▶ DATA RECORDS:
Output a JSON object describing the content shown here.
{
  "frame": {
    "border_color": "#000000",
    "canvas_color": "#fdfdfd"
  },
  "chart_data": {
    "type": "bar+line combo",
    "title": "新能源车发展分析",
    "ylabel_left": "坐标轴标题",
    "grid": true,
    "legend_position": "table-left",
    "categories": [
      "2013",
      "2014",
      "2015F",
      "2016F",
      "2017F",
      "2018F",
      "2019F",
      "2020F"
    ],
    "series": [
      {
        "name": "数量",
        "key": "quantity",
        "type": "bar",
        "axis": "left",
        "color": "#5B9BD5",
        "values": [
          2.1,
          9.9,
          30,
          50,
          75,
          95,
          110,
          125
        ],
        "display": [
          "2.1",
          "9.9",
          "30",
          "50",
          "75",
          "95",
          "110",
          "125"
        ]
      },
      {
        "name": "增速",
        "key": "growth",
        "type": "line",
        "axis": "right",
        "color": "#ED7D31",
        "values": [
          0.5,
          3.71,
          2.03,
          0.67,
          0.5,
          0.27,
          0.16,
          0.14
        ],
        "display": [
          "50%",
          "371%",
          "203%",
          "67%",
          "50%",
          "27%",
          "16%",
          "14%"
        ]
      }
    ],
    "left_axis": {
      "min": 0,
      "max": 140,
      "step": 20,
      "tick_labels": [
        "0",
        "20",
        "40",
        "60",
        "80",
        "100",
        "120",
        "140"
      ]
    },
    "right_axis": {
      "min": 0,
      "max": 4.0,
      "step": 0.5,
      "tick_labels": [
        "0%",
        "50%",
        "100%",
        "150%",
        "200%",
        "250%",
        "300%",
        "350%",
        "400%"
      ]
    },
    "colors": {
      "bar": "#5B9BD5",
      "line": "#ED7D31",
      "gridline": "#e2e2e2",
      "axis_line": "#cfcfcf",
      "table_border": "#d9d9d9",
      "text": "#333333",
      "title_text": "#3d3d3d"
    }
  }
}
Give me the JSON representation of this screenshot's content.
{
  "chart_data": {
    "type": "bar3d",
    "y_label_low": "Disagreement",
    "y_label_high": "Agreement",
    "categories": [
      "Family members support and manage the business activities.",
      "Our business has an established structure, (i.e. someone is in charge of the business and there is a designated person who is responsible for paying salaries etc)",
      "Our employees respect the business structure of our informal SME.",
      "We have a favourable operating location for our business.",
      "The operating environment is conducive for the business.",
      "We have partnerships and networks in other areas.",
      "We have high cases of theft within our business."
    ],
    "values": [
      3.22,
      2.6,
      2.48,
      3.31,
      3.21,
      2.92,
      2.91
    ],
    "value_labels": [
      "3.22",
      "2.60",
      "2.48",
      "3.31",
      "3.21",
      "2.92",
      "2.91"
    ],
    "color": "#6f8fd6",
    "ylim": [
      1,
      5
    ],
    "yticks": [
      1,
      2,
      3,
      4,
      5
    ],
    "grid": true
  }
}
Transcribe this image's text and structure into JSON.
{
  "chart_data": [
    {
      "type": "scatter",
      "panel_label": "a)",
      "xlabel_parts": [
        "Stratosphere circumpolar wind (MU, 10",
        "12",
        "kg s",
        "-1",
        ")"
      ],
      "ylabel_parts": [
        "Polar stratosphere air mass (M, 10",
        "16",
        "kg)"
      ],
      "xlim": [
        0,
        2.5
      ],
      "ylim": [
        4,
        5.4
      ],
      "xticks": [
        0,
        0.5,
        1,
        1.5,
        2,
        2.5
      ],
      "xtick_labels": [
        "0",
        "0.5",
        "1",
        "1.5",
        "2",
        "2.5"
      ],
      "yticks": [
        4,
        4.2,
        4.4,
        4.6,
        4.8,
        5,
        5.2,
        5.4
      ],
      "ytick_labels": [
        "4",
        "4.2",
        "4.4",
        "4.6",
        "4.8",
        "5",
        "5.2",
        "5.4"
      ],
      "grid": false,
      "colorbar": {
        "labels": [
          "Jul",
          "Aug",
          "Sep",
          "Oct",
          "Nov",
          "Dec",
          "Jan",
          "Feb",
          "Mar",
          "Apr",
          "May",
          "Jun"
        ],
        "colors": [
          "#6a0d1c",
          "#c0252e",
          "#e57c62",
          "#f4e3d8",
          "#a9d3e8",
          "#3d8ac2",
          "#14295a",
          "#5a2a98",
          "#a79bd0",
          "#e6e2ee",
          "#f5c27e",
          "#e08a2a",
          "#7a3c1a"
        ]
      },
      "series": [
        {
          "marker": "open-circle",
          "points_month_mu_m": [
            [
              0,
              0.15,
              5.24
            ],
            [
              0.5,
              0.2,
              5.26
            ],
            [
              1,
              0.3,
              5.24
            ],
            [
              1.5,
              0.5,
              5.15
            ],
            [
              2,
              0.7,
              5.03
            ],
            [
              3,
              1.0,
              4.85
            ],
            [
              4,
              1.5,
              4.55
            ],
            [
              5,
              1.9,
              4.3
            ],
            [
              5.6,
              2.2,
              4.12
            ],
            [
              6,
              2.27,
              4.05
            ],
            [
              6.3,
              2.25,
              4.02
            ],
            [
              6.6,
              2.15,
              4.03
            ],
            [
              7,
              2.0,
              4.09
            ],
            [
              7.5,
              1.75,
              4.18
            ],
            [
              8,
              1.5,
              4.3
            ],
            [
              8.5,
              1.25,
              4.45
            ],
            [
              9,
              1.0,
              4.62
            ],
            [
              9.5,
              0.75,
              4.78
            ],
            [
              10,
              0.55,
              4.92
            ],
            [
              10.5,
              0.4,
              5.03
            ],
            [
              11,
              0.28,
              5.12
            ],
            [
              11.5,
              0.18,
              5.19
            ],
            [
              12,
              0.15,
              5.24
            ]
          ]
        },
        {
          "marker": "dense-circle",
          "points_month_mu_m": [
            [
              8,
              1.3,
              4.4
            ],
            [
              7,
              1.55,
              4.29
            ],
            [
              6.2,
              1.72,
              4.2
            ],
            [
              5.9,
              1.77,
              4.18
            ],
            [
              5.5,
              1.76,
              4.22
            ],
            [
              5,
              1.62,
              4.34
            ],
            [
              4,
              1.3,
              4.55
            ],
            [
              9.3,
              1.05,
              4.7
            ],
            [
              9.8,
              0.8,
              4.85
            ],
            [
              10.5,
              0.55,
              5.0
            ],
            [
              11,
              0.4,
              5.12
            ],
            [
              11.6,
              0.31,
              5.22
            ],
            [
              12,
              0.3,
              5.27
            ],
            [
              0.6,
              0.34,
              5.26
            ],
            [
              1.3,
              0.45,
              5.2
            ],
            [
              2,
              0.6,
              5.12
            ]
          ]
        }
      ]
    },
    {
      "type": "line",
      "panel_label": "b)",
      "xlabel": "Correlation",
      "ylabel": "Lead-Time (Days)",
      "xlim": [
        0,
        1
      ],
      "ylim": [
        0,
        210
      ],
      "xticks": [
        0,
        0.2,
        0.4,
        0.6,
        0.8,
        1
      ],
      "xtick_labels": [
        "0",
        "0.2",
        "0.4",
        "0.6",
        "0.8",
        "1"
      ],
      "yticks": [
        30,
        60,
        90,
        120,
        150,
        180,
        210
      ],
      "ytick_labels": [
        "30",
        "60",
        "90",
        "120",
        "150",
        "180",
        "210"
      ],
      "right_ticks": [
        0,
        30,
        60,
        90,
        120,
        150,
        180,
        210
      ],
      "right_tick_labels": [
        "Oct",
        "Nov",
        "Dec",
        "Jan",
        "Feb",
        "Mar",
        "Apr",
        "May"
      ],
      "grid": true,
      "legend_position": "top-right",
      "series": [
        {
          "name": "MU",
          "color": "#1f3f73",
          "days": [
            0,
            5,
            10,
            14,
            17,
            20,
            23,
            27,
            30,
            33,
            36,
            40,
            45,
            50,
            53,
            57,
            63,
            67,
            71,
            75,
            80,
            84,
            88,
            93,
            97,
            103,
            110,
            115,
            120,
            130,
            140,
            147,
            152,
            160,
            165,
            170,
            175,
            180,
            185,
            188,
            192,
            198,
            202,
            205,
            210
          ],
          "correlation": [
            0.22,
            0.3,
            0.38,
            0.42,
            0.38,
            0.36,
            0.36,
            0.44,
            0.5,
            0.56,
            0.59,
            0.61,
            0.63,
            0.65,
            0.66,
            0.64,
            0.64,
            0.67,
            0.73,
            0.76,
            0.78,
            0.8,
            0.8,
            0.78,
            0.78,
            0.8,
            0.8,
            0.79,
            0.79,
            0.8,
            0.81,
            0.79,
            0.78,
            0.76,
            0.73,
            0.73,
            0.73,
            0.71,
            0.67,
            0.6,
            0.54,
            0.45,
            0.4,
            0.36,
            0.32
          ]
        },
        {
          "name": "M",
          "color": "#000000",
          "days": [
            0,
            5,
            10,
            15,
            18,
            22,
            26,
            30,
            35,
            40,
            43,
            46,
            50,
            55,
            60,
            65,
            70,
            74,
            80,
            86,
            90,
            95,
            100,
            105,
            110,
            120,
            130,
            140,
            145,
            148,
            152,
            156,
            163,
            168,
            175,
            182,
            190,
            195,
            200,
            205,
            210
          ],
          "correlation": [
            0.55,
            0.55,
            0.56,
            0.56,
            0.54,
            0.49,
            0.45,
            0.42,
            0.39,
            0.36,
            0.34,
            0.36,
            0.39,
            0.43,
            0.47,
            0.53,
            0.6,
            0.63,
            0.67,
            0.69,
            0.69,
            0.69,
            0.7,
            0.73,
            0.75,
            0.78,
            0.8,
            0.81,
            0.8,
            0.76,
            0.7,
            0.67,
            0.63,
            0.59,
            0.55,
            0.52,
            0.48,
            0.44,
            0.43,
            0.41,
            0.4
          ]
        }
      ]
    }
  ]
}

▶ WHAT IS ASKED: Select from the material above each line in which the string "this" appears, and list those lines.

▶ SOLUTION BELOW:
Give me the JSON representation of this screenshot's content.
Transcribe this image's text and structure into JSON.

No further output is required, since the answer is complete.